━━ Source data

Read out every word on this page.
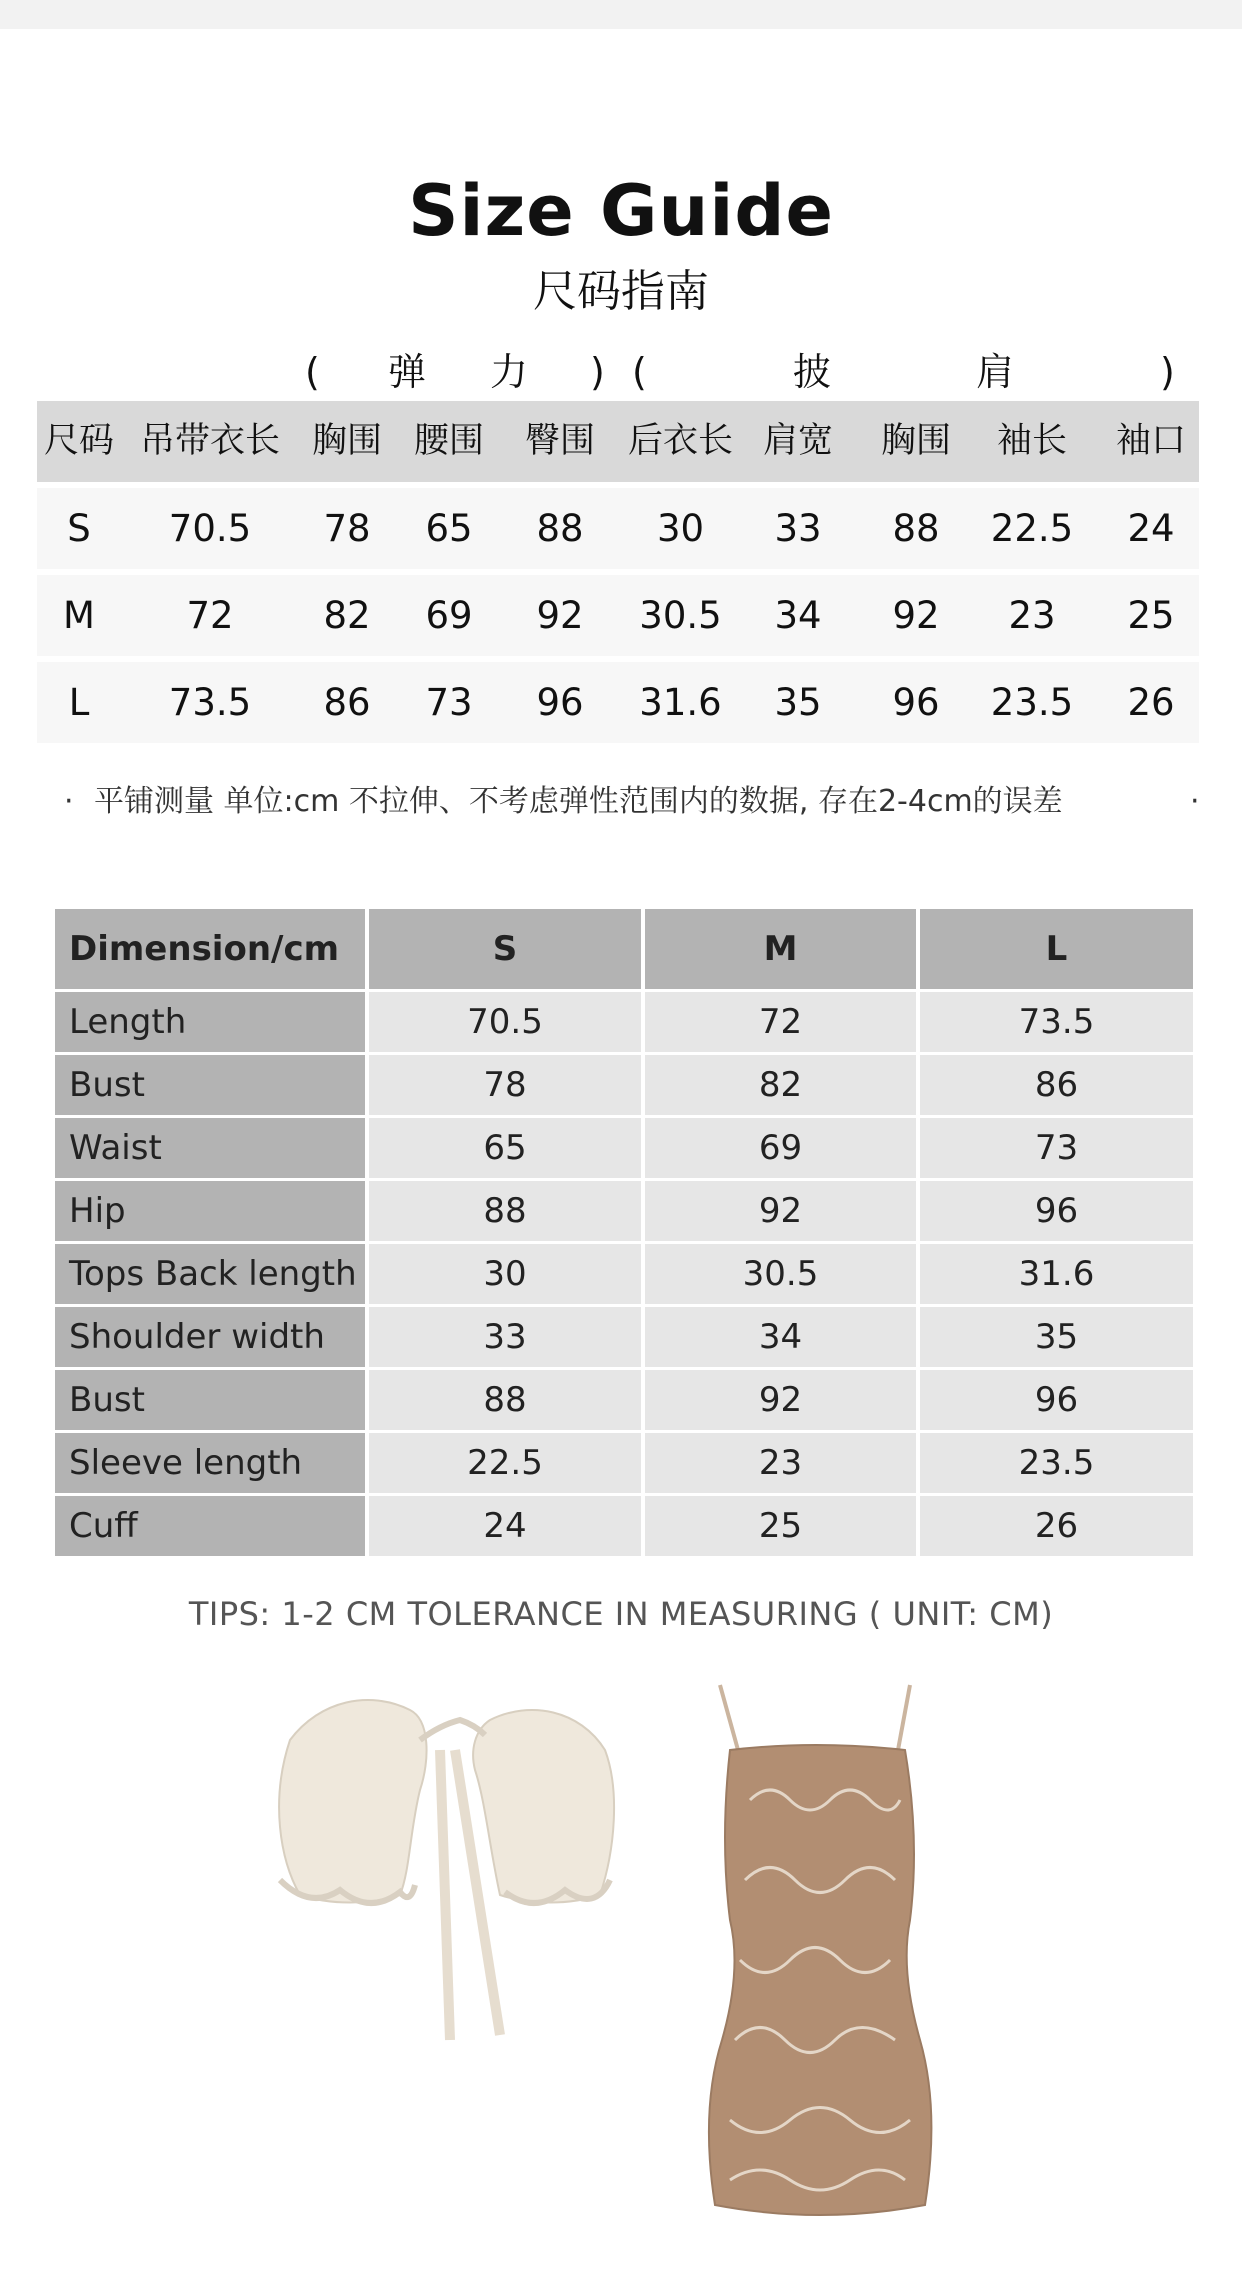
Size Guide
尺码指南
( 弹 力 ) (	披	肩	)
尺码 吊带衣长 胸围 腰围 臀围 后衣长 肩宽 胸围 袖长 袖口
S	70.5	78	65	88	30	33	88	22.5	24
M	72	82	69	92	30.5	34	92	23	25
L	73.5	86	73	96	31.6	35	96	23.5	26
· 平铺测量 单位:cm 不拉伸、不考虑弹性范围内的数据, 存在2-4cm的误差	·
Dimension/cm	S	M	L
Length	70.5	72	73.5
Bust	78	82	86
Waist	65	69	73
Hip	88	92	96
Tops Back length	30	30.5	31.6
Shoulder width	33	34	35
Bust	88	92	96
Sleeve length	22.5	23	23.5
Cuff	24	25	26
TIPS: 1-2 CM TOLERANCE IN MEASURING ( UNIT: CM)
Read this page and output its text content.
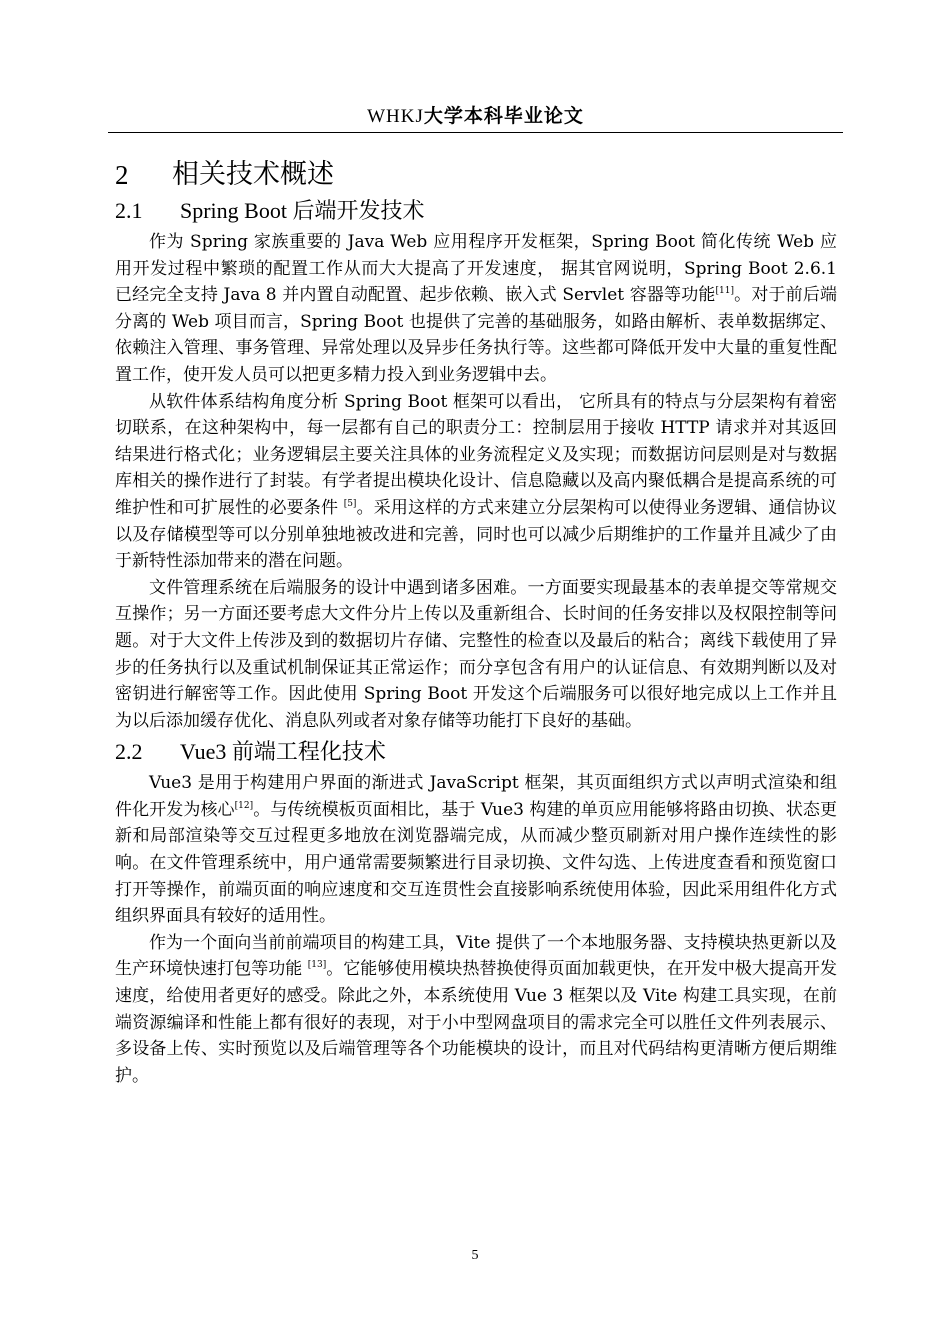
WHKJ大学本科毕业论文
2	相关技术概述
2.1	Spring Boot 后端开发技术

作为 Spring 家族重要的 Java Web 应用程序开发框架，Spring Boot 简化传统 Web 应用开发过程中繁琐的配置工作从而大大提高了开发速度， 据其官网说明，Spring Boot 2.6.1 已经完全支持 Java 8 并内置自动配置、起步依赖、嵌入式 Servlet 容器等功能[11]。对于前后端分离的 Web 项目而言，Spring Boot 也提供了完善的基础服务，如路由解析、表单数据绑定、依赖注入管理、事务管理、异常处理以及异步任务执行等。这些都可降低开发中大量的重复性配置工作，使开发人员可以把更多精力投入到业务逻辑中去。

从软件体系结构角度分析 Spring Boot 框架可以看出， 它所具有的特点与分层架构有着密切联系，在这种架构中，每一层都有自己的职责分工：控制层用于接收 HTTP 请求并对其返回结果进行格式化；业务逻辑层主要关注具体的业务流程定义及实现；而数据访问层则是对与数据库相关的操作进行了封装。有学者提出模块化设计、信息隐藏以及高内聚低耦合是提高系统的可维护性和可扩展性的必要条件 [5]。采用这样的方式来建立分层架构可以使得业务逻辑、通信协议以及存储模型等可以分别单独地被改进和完善，同时也可以减少后期维护的工作量并且减少了由于新特性添加带来的潜在问题。

文件管理系统在后端服务的设计中遇到诸多困难。一方面要实现最基本的表单提交等常规交互操作；另一方面还要考虑大文件分片上传以及重新组合、长时间的任务安排以及权限控制等问题。对于大文件上传涉及到的数据切片存储、完整性的检查以及最后的粘合；离线下载使用了异步的任务执行以及重试机制保证其正常运作；而分享包含有用户的认证信息、有效期判断以及对密钥进行解密等工作。因此使用 Spring Boot 开发这个后端服务可以很好地完成以上工作并且为以后添加缓存优化、消息队列或者对象存储等功能打下良好的基础。

2.2	Vue3 前端工程化技术

Vue3 是用于构建用户界面的渐进式 JavaScript 框架，其页面组织方式以声明式渲染和组件化开发为核心[12]。与传统模板页面相比，基于 Vue3 构建的单页应用能够将路由切换、状态更新和局部渲染等交互过程更多地放在浏览器端完成，从而减少整页刷新对用户操作连续性的影响。在文件管理系统中，用户通常需要频繁进行目录切换、文件勾选、上传进度查看和预览窗口打开等操作，前端页面的响应速度和交互连贯性会直接影响系统使用体验，因此采用组件化方式组织界面具有较好的适用性。

作为一个面向当前前端项目的构建工具，Vite 提供了一个本地服务器、支持模块热更新以及生产环境快速打包等功能 [13]。它能够使用模块热替换使得页面加载更快，在开发中极大提高开发速度，给使用者更好的感受。除此之外，本系统使用 Vue 3 框架以及 Vite 构建工具实现，在前端资源编译和性能上都有很好的表现，对于小中型网盘项目的需求完全可以胜任文件列表展示、多设备上传、实时预览以及后端管理等各个功能模块的设计，而且对代码结构更清晰方便后期维护。

5
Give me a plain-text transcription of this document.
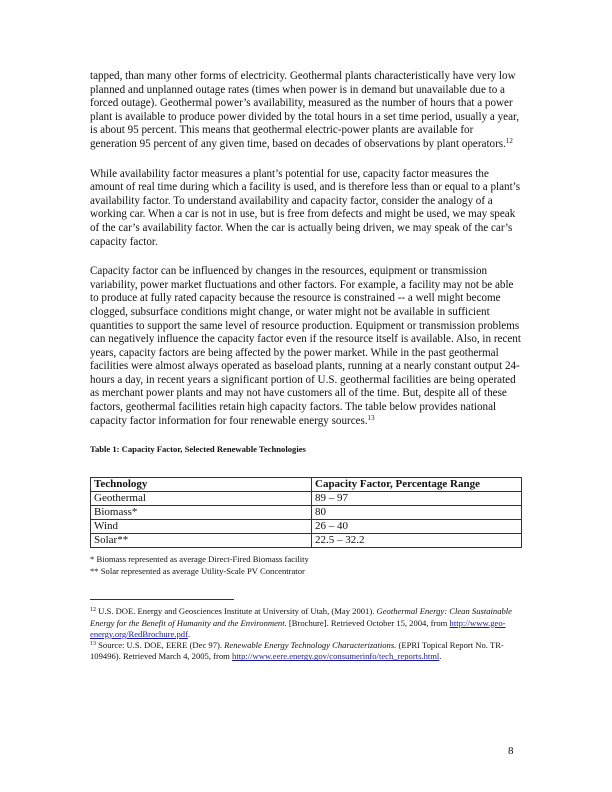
tapped, than many other forms of electricity. Geothermal plants characteristically have very low planned and unplanned outage rates (times when power is in demand but unavailable due to a forced outage). Geothermal power’s availability, measured as the number of hours that a power plant is available to produce power divided by the total hours in a set time period, usually a year, is about 95 percent. This means that geothermal electric-power plants are available for generation 95 percent of any given time, based on decades of observations by plant operators.$^{12}$

While availability factor measures a plant’s potential for use, capacity factor measures the amount of real time during which a facility is used, and is therefore less than or equal to a plant’s availability factor. To understand availability and capacity factor, consider the analogy of a working car. When a car is not in use, but is free from defects and might be used, we may speak of the car’s availability factor. When the car is actually being driven, we may speak of the car’s capacity factor.

Capacity factor can be influenced by changes in the resources, equipment or transmission variability, power market fluctuations and other factors. For example, a facility may not be able to produce at fully rated capacity because the resource is constrained -- a well might become clogged, subsurface conditions might change, or water might not be available in sufficient quantities to support the same level of resource production. Equipment or transmission problems can negatively influence the capacity factor even if the resource itself is available. Also, in recent years, capacity factors are being affected by the power market. While in the past geothermal facilities were almost always operated as baseload plants, running at a nearly constant output 24-hours a day, in recent years a significant portion of U.S. geothermal facilities are being operated as merchant power plants and may not have customers all of the time. But, despite all of these factors, geothermal facilities retain high capacity factors. The table below provides national capacity factor information for four renewable energy sources.$^{13}$

Table 1: Capacity Factor, Selected Renewable Technologies
Technology	Capacity Factor, Percentage Range
Geothermal	89 – 97
Biomass*	80
Wind	26 – 40
Solar**	22.5 – 32.2
* Biomass represented as average Direct-Fired Biomass facility
** Solar represented as average Utility-Scale PV Concentrator
$^{12}$ U.S. DOE. Energy and Geosciences Institute at University of Utah, (May 2001). Geothermal Energy: Clean Sustainable Energy for the Benefit of Humanity and the Environment. [Brochure]. Retrieved October 15, 2004, from http://www.geo-energy.org/RedBrochure.pdf.
$^{13}$ Source: U.S. DOE, EERE (Dec 97). Renewable Energy Technology Characterizations. (EPRI Topical Report No. TR-109496). Retrieved March 4, 2005, from http://www.eere.energy.gov/consumerinfo/tech_reports.html.
8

━━━━

What you have to do: Repeat the listing in full and exactly. Do not include any images.

Full response:
Read out every word on this page.
Size Guide
尺码指南
( 弹 力 ) (	披	肩	)
尺码 吊带衣长 胸围 腰围 臀围 后衣长 肩宽 胸围 袖长 袖口
S	70.5	78	65	88	30	33	88	22.5	24
M	72	82	69	92	30.5	34	92	23	25
L	73.5	86	73	96	31.6	35	96	23.5	26
· 平铺测量 单位:cm 不拉伸、不考虑弹性范围内的数据, 存在2-4cm的误差	·
Dimension/cm	S	M	L
Length	70.5	72	73.5
Bust	78	82	86
Waist	65	69	73
Hip	88	92	96
Tops Back length	30	30.5	31.6
Shoulder width	33	34	35
Bust	88	92	96
Sleeve length	22.5	23	23.5
Cuff	24	25	26
TIPS: 1-2 CM TOLERANCE IN MEASURING ( UNIT: CM)
Read this page and output its text content.
WHKJ大学本科毕业论文
2	相关技术概述
2.1	Spring Boot 后端开发技术

作为 Spring 家族重要的 Java Web 应用程序开发框架，Spring Boot 简化传统 Web 应用开发过程中繁琐的配置工作从而大大提高了开发速度， 据其官网说明，Spring Boot 2.6.1 已经完全支持 Java 8 并内置自动配置、起步依赖、嵌入式 Servlet 容器等功能[11]。对于前后端分离的 Web 项目而言，Spring Boot 也提供了完善的基础服务，如路由解析、表单数据绑定、依赖注入管理、事务管理、异常处理以及异步任务执行等。这些都可降低开发中大量的重复性配置工作，使开发人员可以把更多精力投入到业务逻辑中去。

从软件体系结构角度分析 Spring Boot 框架可以看出， 它所具有的特点与分层架构有着密切联系，在这种架构中，每一层都有自己的职责分工：控制层用于接收 HTTP 请求并对其返回结果进行格式化；业务逻辑层主要关注具体的业务流程定义及实现；而数据访问层则是对与数据库相关的操作进行了封装。有学者提出模块化设计、信息隐藏以及高内聚低耦合是提高系统的可维护性和可扩展性的必要条件 [5]。采用这样的方式来建立分层架构可以使得业务逻辑、通信协议以及存储模型等可以分别单独地被改进和完善，同时也可以减少后期维护的工作量并且减少了由于新特性添加带来的潜在问题。

文件管理系统在后端服务的设计中遇到诸多困难。一方面要实现最基本的表单提交等常规交互操作；另一方面还要考虑大文件分片上传以及重新组合、长时间的任务安排以及权限控制等问题。对于大文件上传涉及到的数据切片存储、完整性的检查以及最后的粘合；离线下载使用了异步的任务执行以及重试机制保证其正常运作；而分享包含有用户的认证信息、有效期判断以及对密钥进行解密等工作。因此使用 Spring Boot 开发这个后端服务可以很好地完成以上工作并且为以后添加缓存优化、消息队列或者对象存储等功能打下良好的基础。

2.2	Vue3 前端工程化技术

Vue3 是用于构建用户界面的渐进式 JavaScript 框架，其页面组织方式以声明式渲染和组件化开发为核心[12]。与传统模板页面相比，基于 Vue3 构建的单页应用能够将路由切换、状态更新和局部渲染等交互过程更多地放在浏览器端完成，从而减少整页刷新对用户操作连续性的影响。在文件管理系统中，用户通常需要频繁进行目录切换、文件勾选、上传进度查看和预览窗口打开等操作，前端页面的响应速度和交互连贯性会直接影响系统使用体验，因此采用组件化方式组织界面具有较好的适用性。

作为一个面向当前前端项目的构建工具，Vite 提供了一个本地服务器、支持模块热更新以及生产环境快速打包等功能 [13]。它能够使用模块热替换使得页面加载更快，在开发中极大提高开发速度，给使用者更好的感受。除此之外，本系统使用 Vue 3 框架以及 Vite 构建工具实现，在前端资源编译和性能上都有很好的表现，对于小中型网盘项目的需求完全可以胜任文件列表展示、多设备上传、实时预览以及后端管理等各个功能模块的设计，而且对代码结构更清晰方便后期维护。

5
Give me a plain-text transcription of this document.
tapped, than many other forms of electricity. Geothermal plants characteristically have very low planned and unplanned outage rates (times when power is in demand but unavailable due to a forced outage). Geothermal power’s availability, measured as the number of hours that a power plant is available to produce power divided by the total hours in a set time period, usually a year, is about 95 percent. This means that geothermal electric-power plants are available for generation 95 percent of any given time, based on decades of observations by plant operators.$^{12}$

While availability factor measures a plant’s potential for use, capacity factor measures the amount of real time during which a facility is used, and is therefore less than or equal to a plant’s availability factor. To understand availability and capacity factor, consider the analogy of a working car. When a car is not in use, but is free from defects and might be used, we may speak of the car’s availability factor. When the car is actually being driven, we may speak of the car’s capacity factor.

Capacity factor can be influenced by changes in the resources, equipment or transmission variability, power market fluctuations and other factors. For example, a facility may not be able to produce at fully rated capacity because the resource is constrained -- a well might become clogged, subsurface conditions might change, or water might not be available in sufficient quantities to support the same level of resource production. Equipment or transmission problems can negatively influence the capacity factor even if the resource itself is available. Also, in recent years, capacity factors are being affected by the power market. While in the past geothermal facilities were almost always operated as baseload plants, running at a nearly constant output 24-hours a day, in recent years a significant portion of U.S. geothermal facilities are being operated as merchant power plants and may not have customers all of the time. But, despite all of these factors, geothermal facilities retain high capacity factors. The table below provides national capacity factor information for four renewable energy sources.$^{13}$

Table 1: Capacity Factor, Selected Renewable Technologies
Technology	Capacity Factor, Percentage Range
Geothermal	89 – 97
Biomass*	80
Wind	26 – 40
Solar**	22.5 – 32.2
* Biomass represented as average Direct-Fired Biomass facility
** Solar represented as average Utility-Scale PV Concentrator
$^{12}$ U.S. DOE. Energy and Geosciences Institute at University of Utah, (May 2001). Geothermal Energy: Clean Sustainable Energy for the Benefit of Humanity and the Environment. [Brochure]. Retrieved October 15, 2004, from http://www.geo-energy.org/RedBrochure.pdf.
$^{13}$ Source: U.S. DOE, EERE (Dec 97). Renewable Energy Technology Characterizations. (EPRI Topical Report No. TR-109496). Retrieved March 4, 2005, from http://www.eere.energy.gov/consumerinfo/tech_reports.html.
8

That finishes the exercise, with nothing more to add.